Where a line in the listing contains the string "JSON", copy that line out.
### ENTRIES PROVIDED
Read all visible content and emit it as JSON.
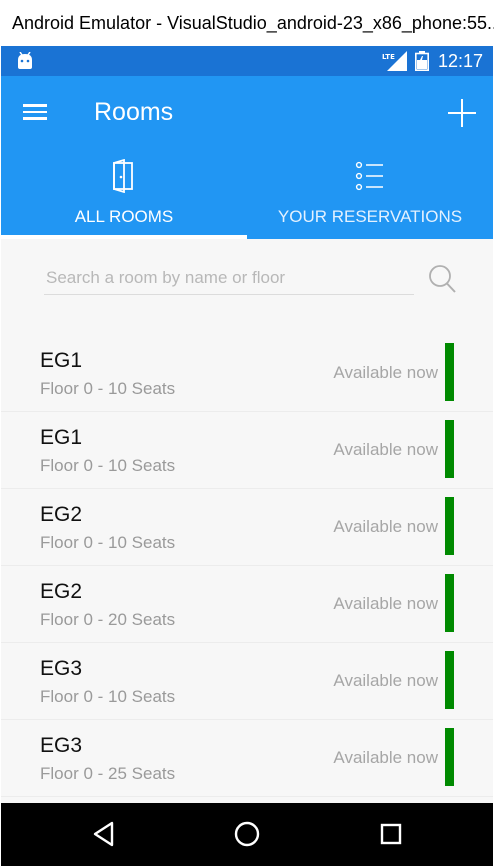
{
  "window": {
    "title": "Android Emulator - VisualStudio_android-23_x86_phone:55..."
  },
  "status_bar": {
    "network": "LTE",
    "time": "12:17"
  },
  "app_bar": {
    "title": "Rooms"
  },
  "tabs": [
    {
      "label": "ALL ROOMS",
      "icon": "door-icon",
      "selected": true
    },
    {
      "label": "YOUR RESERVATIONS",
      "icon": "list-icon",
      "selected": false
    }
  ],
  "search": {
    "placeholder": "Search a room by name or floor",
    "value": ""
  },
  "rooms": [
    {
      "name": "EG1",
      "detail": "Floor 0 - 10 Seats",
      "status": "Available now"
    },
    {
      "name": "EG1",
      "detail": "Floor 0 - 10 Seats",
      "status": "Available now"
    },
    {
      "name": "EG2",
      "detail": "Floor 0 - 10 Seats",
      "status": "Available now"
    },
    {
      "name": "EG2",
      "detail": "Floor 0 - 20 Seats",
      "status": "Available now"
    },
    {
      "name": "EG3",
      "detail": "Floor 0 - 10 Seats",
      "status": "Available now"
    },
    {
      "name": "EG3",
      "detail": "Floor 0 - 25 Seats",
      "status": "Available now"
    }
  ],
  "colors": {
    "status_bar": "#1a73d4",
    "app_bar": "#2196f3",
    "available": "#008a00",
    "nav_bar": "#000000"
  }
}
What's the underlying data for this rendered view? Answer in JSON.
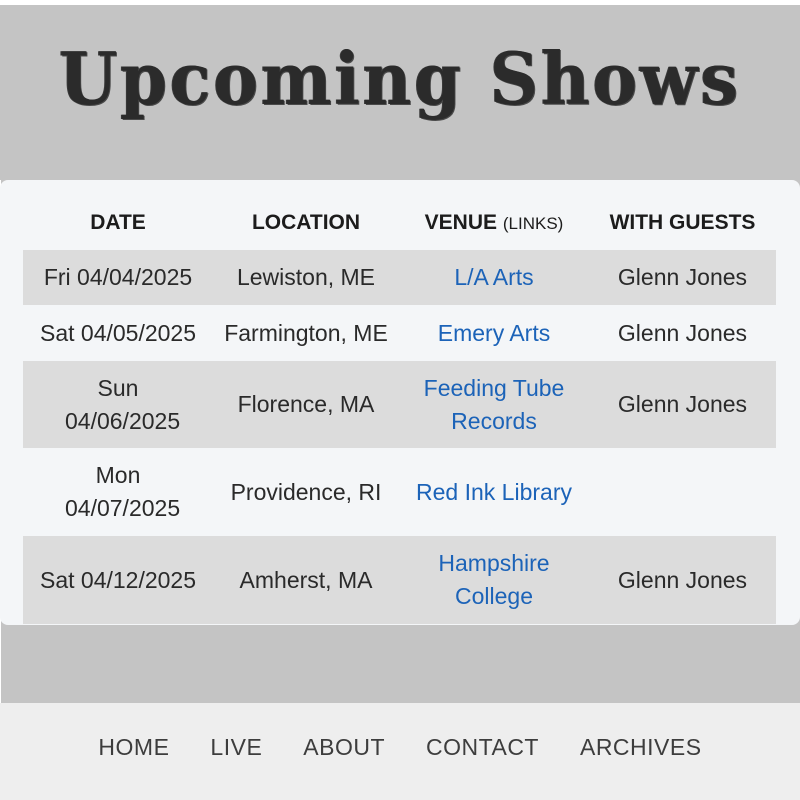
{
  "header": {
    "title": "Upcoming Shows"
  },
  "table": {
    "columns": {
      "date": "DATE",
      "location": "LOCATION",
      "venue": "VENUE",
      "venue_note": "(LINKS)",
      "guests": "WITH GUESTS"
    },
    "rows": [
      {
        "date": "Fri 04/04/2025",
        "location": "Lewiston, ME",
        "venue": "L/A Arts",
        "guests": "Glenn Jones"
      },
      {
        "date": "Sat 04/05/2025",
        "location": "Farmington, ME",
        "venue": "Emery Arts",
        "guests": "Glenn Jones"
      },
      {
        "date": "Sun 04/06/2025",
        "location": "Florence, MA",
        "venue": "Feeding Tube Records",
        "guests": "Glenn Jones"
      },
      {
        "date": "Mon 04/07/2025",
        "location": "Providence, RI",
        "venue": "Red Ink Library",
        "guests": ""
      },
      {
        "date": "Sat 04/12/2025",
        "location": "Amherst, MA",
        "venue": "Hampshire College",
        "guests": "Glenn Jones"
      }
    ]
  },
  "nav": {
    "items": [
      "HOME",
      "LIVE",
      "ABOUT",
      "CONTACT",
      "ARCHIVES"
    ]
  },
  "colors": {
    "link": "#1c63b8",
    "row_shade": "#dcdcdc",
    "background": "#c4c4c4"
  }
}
######
COMPLETED TASK:
Read all visible content and emit it as JSON.
What's the underlying data for this rendered view? Answer in JSON.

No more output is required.